◆ Directions
Throughout the listing that follows, find each line with the word "Saturated" and copy it.

□ □ □ □ □

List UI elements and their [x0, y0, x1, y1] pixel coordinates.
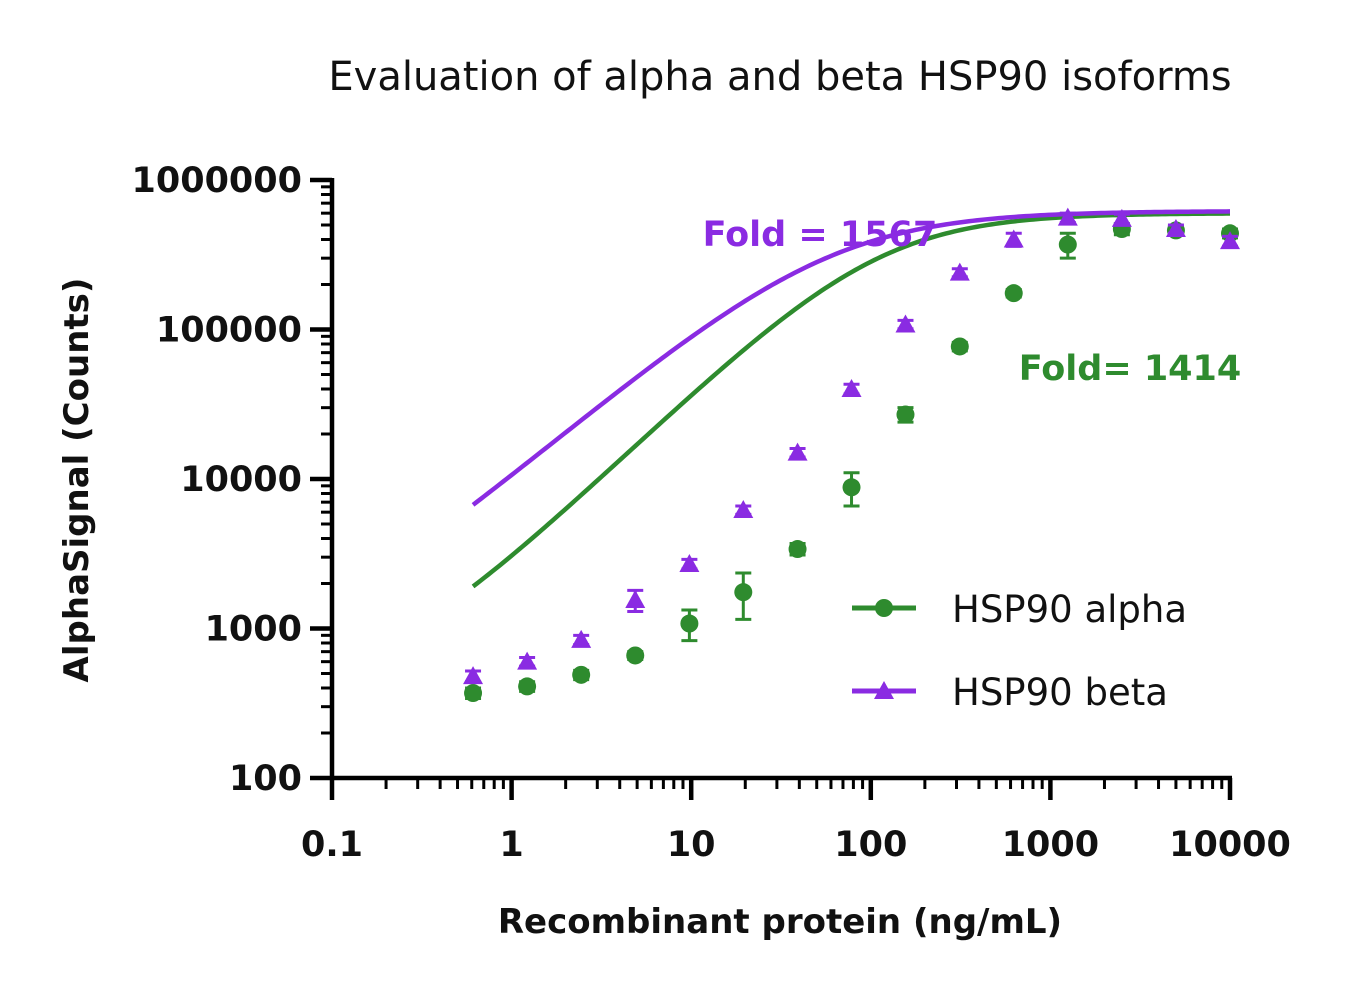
y-tick-label: 100 [229, 759, 302, 799]
y-axis-label: AlphaSignal (Counts) [57, 278, 97, 683]
data-point-series-2 [679, 554, 700, 573]
data-point-series-2 [1220, 231, 1240, 250]
data-point-series-2 [571, 629, 592, 648]
data-point-series-1 [1004, 284, 1023, 303]
data-point-series-1 [896, 405, 915, 424]
data-point-series-2 [787, 442, 808, 461]
data-point-series-2 [895, 314, 916, 333]
legend: HSP90 alpha HSP90 beta [852, 588, 1187, 714]
data-point-series-2 [1111, 208, 1132, 227]
data-point-series-2 [463, 666, 484, 685]
chart-title: Evaluation of alpha and beta HSP90 isofo… [328, 54, 1231, 100]
legend-marker-alpha [875, 599, 893, 617]
data-point-series-2 [1165, 219, 1186, 238]
axes: 100 1000 10000 100000 1000000 0.1 1 10 100 1000 10… [132, 161, 1291, 865]
data-point-series-2 [949, 262, 970, 281]
data-point-series-1 [950, 337, 969, 356]
y-tick-label: 1000000 [132, 161, 302, 201]
data-point-series-2 [1003, 229, 1024, 248]
data-point-series-1 [518, 677, 537, 696]
x-tick-label: 10000 [1169, 825, 1291, 865]
y-tick-label: 10000 [180, 460, 302, 500]
x-tick-label: 10 [667, 825, 716, 865]
data-point-series-1 [680, 614, 699, 633]
data-point-series-1 [842, 478, 861, 497]
data-point-series-1 [788, 540, 807, 559]
legend-item-alpha: HSP90 alpha [852, 588, 1187, 631]
x-tick-label: 1 [499, 825, 523, 865]
data-point-series-1 [464, 684, 483, 703]
data-point-series-2 [625, 590, 646, 609]
fit-curves [471, 209, 1231, 589]
data-point-series-2 [733, 500, 754, 519]
data-point-series-2 [1057, 207, 1078, 226]
data-points [463, 207, 1240, 703]
data-point-series-1 [734, 583, 753, 602]
annotation-fold-beta: Fold = 1567 [703, 215, 938, 255]
legend-label-beta: HSP90 beta [952, 671, 1168, 714]
x-tick-label: 100 [834, 825, 907, 865]
data-point-series-1 [1058, 235, 1077, 254]
data-point-series-1 [626, 646, 645, 665]
fit-curve-series-1 [471, 211, 1231, 589]
data-point-series-2 [841, 378, 862, 397]
data-point-series-2 [517, 651, 538, 670]
legend-marker-beta [874, 681, 894, 699]
legend-item-beta: HSP90 beta [852, 671, 1168, 714]
y-tick-label: 1000 [205, 610, 302, 650]
y-tick-label: 100000 [156, 311, 302, 351]
fit-curve-series-2 [471, 209, 1231, 507]
legend-label-alpha: HSP90 alpha [952, 588, 1187, 631]
x-tick-label: 1000 [1002, 825, 1099, 865]
x-tick-label: 0.1 [301, 825, 363, 865]
annotation-fold-alpha: Fold= 1414 [1019, 349, 1242, 389]
data-point-series-1 [572, 665, 591, 684]
x-axis-label: Recombinant protein (ng/mL) [498, 902, 1062, 942]
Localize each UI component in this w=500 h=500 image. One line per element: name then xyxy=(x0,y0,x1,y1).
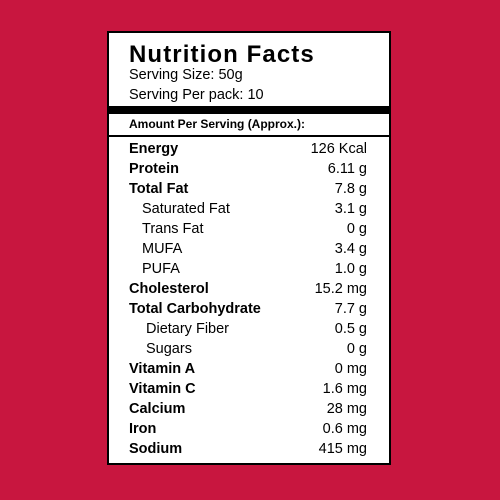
serving-per-pack: Serving Per pack: 10 xyxy=(129,87,264,103)
nutrient-name: Energy xyxy=(129,141,179,157)
nutrient-name: Vitamin A xyxy=(129,361,196,377)
nutrient-row: Vitamin A 0 mg xyxy=(109,360,389,380)
nutrient-value: 415 mg xyxy=(318,441,367,457)
nutrient-row: Total Carbohydrate 7.7 g xyxy=(109,300,389,320)
nutrient-value: 7.8 g xyxy=(334,181,367,197)
nutrient-value: 7.7 g xyxy=(334,301,367,317)
nutrient-name: Total Carbohydrate xyxy=(129,301,261,317)
nutrient-row: Saturated Fat 3.1 g xyxy=(109,200,389,220)
nutrition-facts-panel: Nutrition Facts Serving Size: 50g Servin… xyxy=(107,31,391,465)
thin-divider xyxy=(109,135,389,137)
nutrient-name: PUFA xyxy=(142,261,180,277)
nutrient-row: Energy 126 Kcal xyxy=(109,140,389,160)
nutrient-name: Calcium xyxy=(129,401,186,417)
nutrient-value: 6.11 g xyxy=(327,161,367,177)
nutrient-row: Sodium 415 mg xyxy=(109,440,389,460)
nutrient-name: Dietary Fiber xyxy=(146,321,229,337)
nutrient-name: Saturated Fat xyxy=(142,201,230,217)
nutrient-row: MUFA 3.4 g xyxy=(109,240,389,260)
nutrient-row: Trans Fat 0 g xyxy=(109,220,389,240)
nutrient-row: Iron 0.6 mg xyxy=(109,420,389,440)
nutrient-row: PUFA 1.0 g xyxy=(109,260,389,280)
nutrient-value: 3.4 g xyxy=(334,241,367,257)
nutrient-row: Total Fat 7.8 g xyxy=(109,180,389,200)
nutrient-list: Energy 126 Kcal Protein 6.11 g Total Fat 7.8 … xyxy=(109,140,389,460)
nutrient-value: 15.2 mg xyxy=(314,281,367,297)
nutrient-value: 1.6 mg xyxy=(322,381,367,397)
nutrient-name: Total Fat xyxy=(129,181,189,197)
nutrient-value: 28 mg xyxy=(326,401,367,417)
amount-per-serving-header: Amount Per Serving (Approx.): xyxy=(129,117,306,131)
nutrient-row: Calcium 28 mg xyxy=(109,400,389,420)
nutrient-row: Sugars 0 g xyxy=(109,340,389,360)
nutrient-value: 1.0 g xyxy=(334,261,367,277)
nutrient-row: Vitamin C 1.6 mg xyxy=(109,380,389,400)
nutrient-name: Iron xyxy=(129,421,157,437)
nutrient-value: 126 Kcal xyxy=(310,141,367,157)
nutrient-value: 0 mg xyxy=(334,361,367,377)
nutrient-value: 0 g xyxy=(346,221,367,237)
nutrient-row: Cholesterol 15.2 mg xyxy=(109,280,389,300)
nutrient-name: Vitamin C xyxy=(129,381,196,397)
serving-size: Serving Size: 50g xyxy=(129,67,243,83)
nutrition-title: Nutrition Facts xyxy=(129,41,315,68)
nutrient-row: Dietary Fiber 0.5 g xyxy=(109,320,389,340)
nutrient-value: 0.5 g xyxy=(334,321,367,337)
nutrient-name: Sodium xyxy=(129,441,183,457)
nutrient-name: MUFA xyxy=(142,241,183,257)
nutrient-name: Sugars xyxy=(146,341,192,357)
nutrient-name: Cholesterol xyxy=(129,281,209,297)
nutrient-value: 0.6 mg xyxy=(322,421,367,437)
nutrient-value: 3.1 g xyxy=(334,201,367,217)
thick-divider xyxy=(109,106,389,114)
nutrient-row: Protein 6.11 g xyxy=(109,160,389,180)
nutrient-value: 0 g xyxy=(346,341,367,357)
nutrient-name: Protein xyxy=(129,161,179,177)
nutrient-name: Trans Fat xyxy=(142,221,204,237)
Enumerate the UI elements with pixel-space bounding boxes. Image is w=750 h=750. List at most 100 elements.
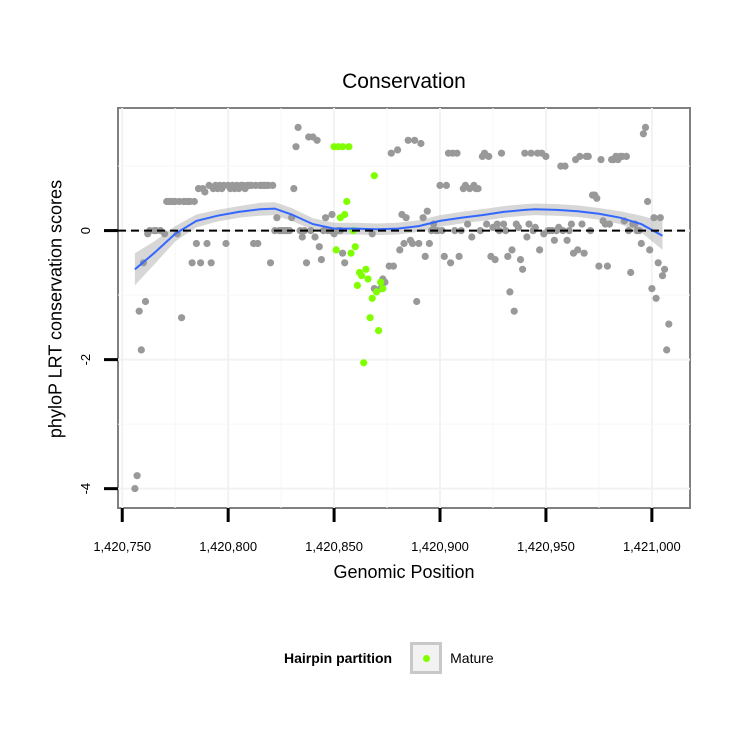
data-point — [188, 259, 196, 267]
legend-key-mature — [410, 642, 443, 674]
data-point — [203, 239, 211, 248]
data-point — [648, 285, 656, 293]
data-point — [644, 197, 652, 206]
data-point — [436, 181, 444, 189]
x-tick-label: 1,420,750 — [93, 539, 151, 554]
data-point — [483, 220, 491, 228]
data-point — [516, 256, 525, 264]
data-point — [400, 239, 408, 248]
data-point — [302, 259, 311, 267]
data-point — [161, 230, 169, 238]
plot-panel — [117, 107, 691, 509]
data-point — [497, 149, 506, 157]
data-point — [339, 249, 347, 257]
data-point — [447, 259, 455, 267]
data-point — [396, 246, 404, 254]
data-point — [131, 485, 139, 493]
data-point — [595, 262, 603, 270]
y-axis-label: phyloP LRT conservation scores — [45, 179, 66, 439]
data-point — [254, 239, 262, 248]
mature-data-point — [341, 210, 349, 219]
mature-data-point — [351, 243, 359, 251]
data-point — [622, 152, 631, 160]
data-point — [531, 223, 539, 231]
data-point — [419, 214, 427, 222]
data-point — [605, 220, 614, 228]
data-point — [178, 314, 186, 322]
data-point — [542, 152, 550, 160]
data-point — [413, 297, 421, 306]
data-point — [442, 181, 450, 189]
mature-data-point — [358, 272, 366, 280]
mature-data-point — [377, 278, 385, 286]
mature-data-point — [368, 294, 376, 302]
data-point — [425, 239, 433, 248]
data-point — [639, 130, 648, 138]
data-point — [506, 288, 514, 296]
x-tick-label: 1,420,900 — [411, 539, 469, 554]
data-point — [315, 243, 323, 251]
data-point — [137, 346, 145, 354]
data-point — [394, 146, 402, 154]
data-point — [464, 220, 472, 228]
data-point — [294, 123, 302, 131]
data-point — [527, 149, 535, 157]
mature-data-point — [375, 327, 383, 335]
data-point — [476, 227, 484, 235]
data-point — [192, 239, 200, 248]
data-point — [322, 214, 330, 222]
data-point — [652, 294, 660, 302]
x-tick-label: 1,421,000 — [623, 539, 681, 554]
data-point — [508, 246, 516, 254]
data-point — [387, 149, 395, 157]
data-point — [493, 220, 501, 228]
data-point — [661, 265, 669, 273]
data-point — [510, 307, 518, 315]
data-point — [641, 123, 650, 131]
data-point — [574, 246, 582, 254]
mature-data-point — [379, 285, 387, 293]
data-point — [455, 252, 463, 260]
data-point — [654, 259, 662, 267]
x-tick-label: 1,420,850 — [305, 539, 363, 554]
data-point — [421, 252, 429, 260]
data-point — [627, 268, 635, 277]
data-point — [584, 152, 592, 160]
data-point — [404, 136, 412, 144]
data-point — [561, 162, 569, 170]
data-point — [411, 136, 419, 144]
mature-data-point — [362, 265, 370, 273]
mature-data-point — [347, 249, 355, 257]
x-axis-label: Genomic Position — [333, 562, 475, 582]
data-point — [368, 230, 376, 238]
data-point — [451, 227, 459, 235]
data-point — [525, 220, 533, 228]
data-point — [415, 239, 423, 248]
mature-data-point — [360, 359, 368, 367]
data-point — [201, 188, 209, 196]
data-point — [197, 259, 205, 267]
confidence-ribbon-layer — [134, 202, 663, 286]
data-point — [567, 220, 576, 228]
data-point — [578, 220, 586, 228]
data-point — [453, 149, 461, 157]
data-point — [389, 262, 397, 270]
data-point — [468, 233, 476, 241]
smooth-line-layer — [134, 207, 663, 271]
data-point — [663, 346, 671, 354]
data-point — [656, 214, 664, 222]
data-point — [417, 139, 425, 148]
data-point — [580, 249, 588, 257]
data-point — [292, 143, 300, 151]
other-points-layer — [131, 123, 673, 493]
y-tick-label: -4 — [78, 483, 93, 495]
data-point — [563, 236, 571, 244]
y-tick-label: 0 — [78, 227, 93, 234]
data-point — [266, 259, 275, 267]
mature-data-point — [332, 246, 340, 254]
mature-data-point — [343, 197, 351, 206]
data-point — [504, 252, 512, 260]
legend: Hairpin partition Mature — [284, 640, 494, 676]
x-tick-label: 1,420,950 — [517, 539, 575, 554]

□ □ □ □ □

◆ Reply to the exercise
nutrient-row: Saturated Fat 3.1 g xyxy=(109,200,389,220)
nutrient-name: Saturated Fat xyxy=(142,201,230,217)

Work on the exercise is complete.